> Work required: Reproduce each line of the material exactly, minus any picture.

> Collection entries:
:::::
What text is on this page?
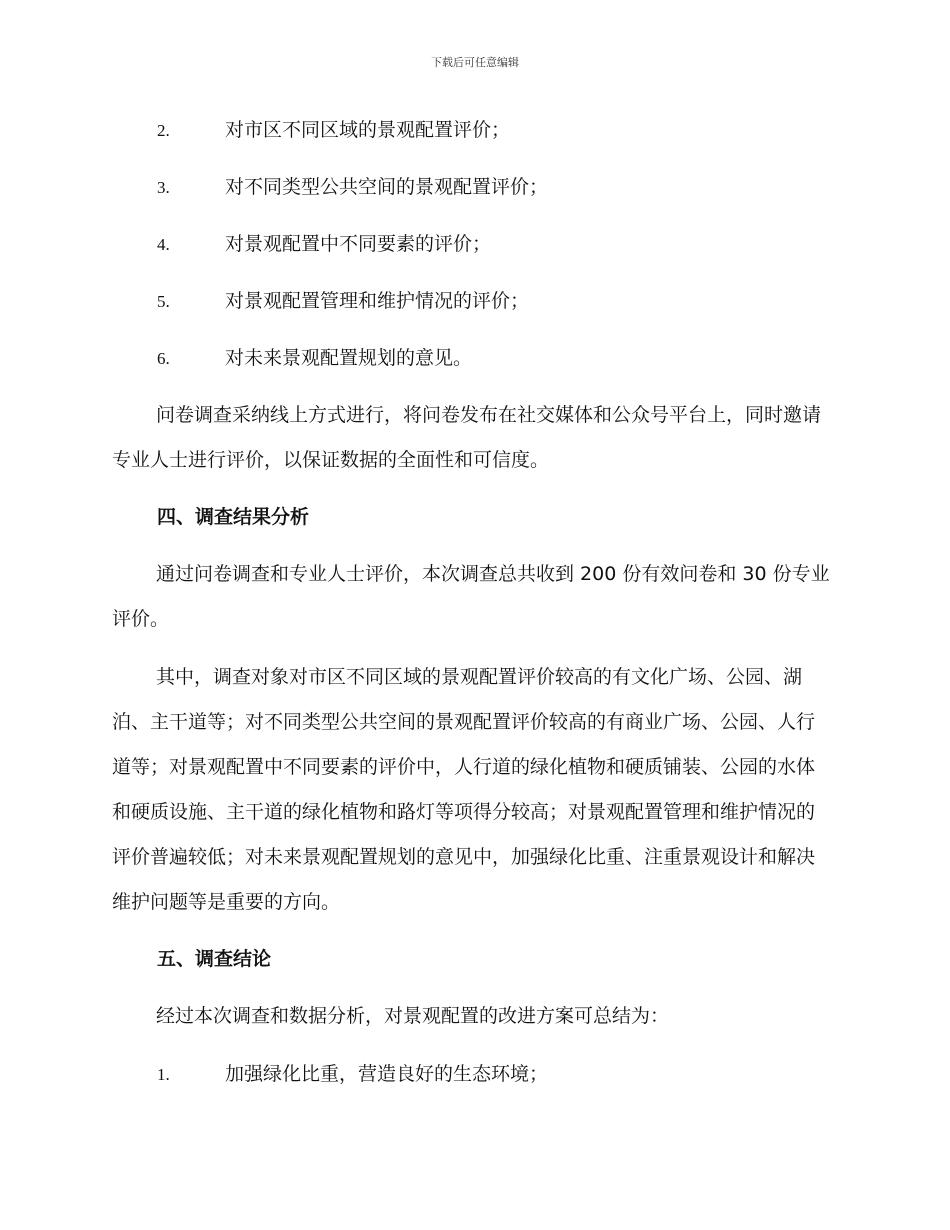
下载后可任意编辑
2.	对市区不同区域的景观配置评价；
3.	对不同类型公共空间的景观配置评价；
4.	对景观配置中不同要素的评价；
5.	对景观配置管理和维护情况的评价；
6.	对未来景观配置规划的意见。

问卷调查采纳线上方式进行，将问卷发布在社交媒体和公众号平台上，同时邀请专业人士进行评价，以保证数据的全面性和可信度。

四、调查结果分析

通过问卷调查和专业人士评价，本次调查总共收到 200 份有效问卷和 30 份专业评价。

其中，调查对象对市区不同区域的景观配置评价较高的有文化广场、公园、湖泊、主干道等；对不同类型公共空间的景观配置评价较高的有商业广场、公园、人行道等；对景观配置中不同要素的评价中，人行道的绿化植物和硬质铺装、公园的水体和硬质设施、主干道的绿化植物和路灯等项得分较高；对景观配置管理和维护情况的评价普遍较低；对未来景观配置规划的意见中，加强绿化比重、注重景观设计和解决维护问题等是重要的方向。

五、调查结论

经过本次调查和数据分析，对景观配置的改进方案可总结为：

1.	加强绿化比重，营造良好的生态环境；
:::::
> Completed task:
What text is on this page?
下载后可任意编辑
2.	对市区不同区域的景观配置评价；
3.	对不同类型公共空间的景观配置评价；
4.	对景观配置中不同要素的评价；
5.	对景观配置管理和维护情况的评价；
6.	对未来景观配置规划的意见。

问卷调查采纳线上方式进行，将问卷发布在社交媒体和公众号平台上，同时邀请专业人士进行评价，以保证数据的全面性和可信度。

四、调查结果分析

通过问卷调查和专业人士评价，本次调查总共收到 200 份有效问卷和 30 份专业评价。

其中，调查对象对市区不同区域的景观配置评价较高的有文化广场、公园、湖泊、主干道等；对不同类型公共空间的景观配置评价较高的有商业广场、公园、人行道等；对景观配置中不同要素的评价中，人行道的绿化植物和硬质铺装、公园的水体和硬质设施、主干道的绿化植物和路灯等项得分较高；对景观配置管理和维护情况的评价普遍较低；对未来景观配置规划的意见中，加强绿化比重、注重景观设计和解决维护问题等是重要的方向。

五、调查结论

经过本次调查和数据分析，对景观配置的改进方案可总结为：

1.	加强绿化比重，营造良好的生态环境；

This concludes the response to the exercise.